INSTRUCTIONS TO FOLLOW: Seek out every line containing the word "this", and copy each.

DATASET EXCERPTS:
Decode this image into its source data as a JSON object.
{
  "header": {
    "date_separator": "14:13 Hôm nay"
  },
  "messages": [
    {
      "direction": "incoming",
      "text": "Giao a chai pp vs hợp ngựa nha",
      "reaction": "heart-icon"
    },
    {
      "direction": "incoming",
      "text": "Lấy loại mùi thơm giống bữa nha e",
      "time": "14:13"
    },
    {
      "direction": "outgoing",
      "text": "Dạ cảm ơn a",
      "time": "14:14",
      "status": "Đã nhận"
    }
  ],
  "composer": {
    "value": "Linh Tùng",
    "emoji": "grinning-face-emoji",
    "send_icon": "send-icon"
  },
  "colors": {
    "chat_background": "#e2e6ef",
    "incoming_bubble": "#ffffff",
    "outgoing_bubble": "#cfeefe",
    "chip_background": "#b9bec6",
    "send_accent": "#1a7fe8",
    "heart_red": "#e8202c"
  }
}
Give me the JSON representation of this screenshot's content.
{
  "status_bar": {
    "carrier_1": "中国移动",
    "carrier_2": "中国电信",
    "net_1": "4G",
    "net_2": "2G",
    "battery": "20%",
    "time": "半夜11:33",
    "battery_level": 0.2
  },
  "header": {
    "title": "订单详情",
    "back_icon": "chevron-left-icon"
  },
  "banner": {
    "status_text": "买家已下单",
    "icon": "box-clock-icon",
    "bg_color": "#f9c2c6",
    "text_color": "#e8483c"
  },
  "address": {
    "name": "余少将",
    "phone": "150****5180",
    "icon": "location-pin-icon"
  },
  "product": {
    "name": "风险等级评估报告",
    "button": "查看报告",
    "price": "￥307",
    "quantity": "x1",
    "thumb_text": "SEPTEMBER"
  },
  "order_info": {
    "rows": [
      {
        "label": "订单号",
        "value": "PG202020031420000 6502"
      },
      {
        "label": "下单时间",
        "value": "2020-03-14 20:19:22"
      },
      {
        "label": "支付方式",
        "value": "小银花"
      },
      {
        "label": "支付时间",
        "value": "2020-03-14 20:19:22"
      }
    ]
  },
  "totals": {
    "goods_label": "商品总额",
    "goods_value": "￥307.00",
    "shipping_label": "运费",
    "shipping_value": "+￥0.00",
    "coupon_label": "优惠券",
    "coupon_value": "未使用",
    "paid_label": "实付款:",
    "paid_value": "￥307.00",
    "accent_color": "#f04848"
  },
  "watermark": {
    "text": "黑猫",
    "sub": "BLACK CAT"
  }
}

RESULT:
Decode this image into its source data as a JSON object.
Give me the JSON representation of this screenshot's content.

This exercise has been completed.